**Data for the task**
——

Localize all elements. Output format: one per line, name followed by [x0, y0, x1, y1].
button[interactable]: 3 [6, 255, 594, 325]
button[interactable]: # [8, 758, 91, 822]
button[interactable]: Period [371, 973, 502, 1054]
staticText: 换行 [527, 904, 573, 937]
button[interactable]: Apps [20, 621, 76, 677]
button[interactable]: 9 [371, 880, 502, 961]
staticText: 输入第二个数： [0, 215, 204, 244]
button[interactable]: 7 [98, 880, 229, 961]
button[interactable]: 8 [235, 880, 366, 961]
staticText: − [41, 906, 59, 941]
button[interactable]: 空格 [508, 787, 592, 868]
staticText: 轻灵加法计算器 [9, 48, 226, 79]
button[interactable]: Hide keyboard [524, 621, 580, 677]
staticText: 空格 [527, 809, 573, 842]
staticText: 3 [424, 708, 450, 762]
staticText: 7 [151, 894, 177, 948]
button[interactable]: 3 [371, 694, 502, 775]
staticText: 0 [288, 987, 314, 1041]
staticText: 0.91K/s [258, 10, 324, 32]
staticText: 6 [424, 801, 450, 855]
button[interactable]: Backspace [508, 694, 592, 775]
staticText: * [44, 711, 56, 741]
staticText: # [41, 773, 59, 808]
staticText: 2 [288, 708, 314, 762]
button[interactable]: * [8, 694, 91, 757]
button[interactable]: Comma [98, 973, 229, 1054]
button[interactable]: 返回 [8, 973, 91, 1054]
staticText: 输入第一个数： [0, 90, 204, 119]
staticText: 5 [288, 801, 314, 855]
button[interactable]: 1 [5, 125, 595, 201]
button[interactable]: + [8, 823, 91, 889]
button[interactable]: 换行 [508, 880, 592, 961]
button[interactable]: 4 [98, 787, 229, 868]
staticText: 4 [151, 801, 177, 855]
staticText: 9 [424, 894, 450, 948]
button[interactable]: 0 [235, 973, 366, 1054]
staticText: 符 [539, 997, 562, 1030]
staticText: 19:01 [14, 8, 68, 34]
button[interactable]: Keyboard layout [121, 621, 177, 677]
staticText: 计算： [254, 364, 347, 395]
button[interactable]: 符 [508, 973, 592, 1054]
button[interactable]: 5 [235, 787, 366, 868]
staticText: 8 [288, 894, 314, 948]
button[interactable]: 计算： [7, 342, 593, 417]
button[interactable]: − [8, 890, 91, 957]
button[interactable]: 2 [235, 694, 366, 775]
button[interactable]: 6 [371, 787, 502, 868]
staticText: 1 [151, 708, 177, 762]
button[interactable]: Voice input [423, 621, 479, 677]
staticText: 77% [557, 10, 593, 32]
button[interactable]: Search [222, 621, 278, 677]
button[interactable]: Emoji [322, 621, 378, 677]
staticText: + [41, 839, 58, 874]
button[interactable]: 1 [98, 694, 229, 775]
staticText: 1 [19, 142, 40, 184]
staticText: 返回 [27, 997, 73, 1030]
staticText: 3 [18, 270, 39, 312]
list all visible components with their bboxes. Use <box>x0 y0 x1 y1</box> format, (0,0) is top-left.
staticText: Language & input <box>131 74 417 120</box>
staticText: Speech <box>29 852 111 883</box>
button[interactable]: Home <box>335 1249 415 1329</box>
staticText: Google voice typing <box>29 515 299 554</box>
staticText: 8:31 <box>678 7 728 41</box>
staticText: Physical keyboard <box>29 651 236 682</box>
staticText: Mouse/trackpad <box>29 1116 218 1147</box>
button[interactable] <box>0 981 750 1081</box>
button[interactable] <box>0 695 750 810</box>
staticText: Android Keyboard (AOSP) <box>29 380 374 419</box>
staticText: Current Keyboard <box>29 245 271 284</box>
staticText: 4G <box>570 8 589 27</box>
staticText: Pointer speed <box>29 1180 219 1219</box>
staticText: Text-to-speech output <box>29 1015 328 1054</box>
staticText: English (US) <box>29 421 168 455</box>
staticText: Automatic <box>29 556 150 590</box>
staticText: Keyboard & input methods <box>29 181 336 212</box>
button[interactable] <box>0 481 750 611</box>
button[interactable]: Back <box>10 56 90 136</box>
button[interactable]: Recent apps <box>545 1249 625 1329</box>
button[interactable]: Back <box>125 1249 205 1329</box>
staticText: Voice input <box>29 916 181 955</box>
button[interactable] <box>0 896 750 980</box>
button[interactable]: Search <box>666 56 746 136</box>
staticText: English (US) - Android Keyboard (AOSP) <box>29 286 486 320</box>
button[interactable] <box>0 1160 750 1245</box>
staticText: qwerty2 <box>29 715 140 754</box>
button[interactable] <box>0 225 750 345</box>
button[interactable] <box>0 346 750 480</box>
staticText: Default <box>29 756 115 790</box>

——

Copy out the lines above word for word, from the very first one up to and including the line with "staticText: 输入第二个数： [0, 215, 204, 244]".

**Full response**
Localize all elements. Output format: one per line, name followed by [x0, y0, x1, y1].
button[interactable]: 3 [6, 255, 594, 325]
button[interactable]: # [8, 758, 91, 822]
button[interactable]: Period [371, 973, 502, 1054]
staticText: 换行 [527, 904, 573, 937]
button[interactable]: Apps [20, 621, 76, 677]
button[interactable]: 9 [371, 880, 502, 961]
staticText: 输入第二个数： [0, 215, 204, 244]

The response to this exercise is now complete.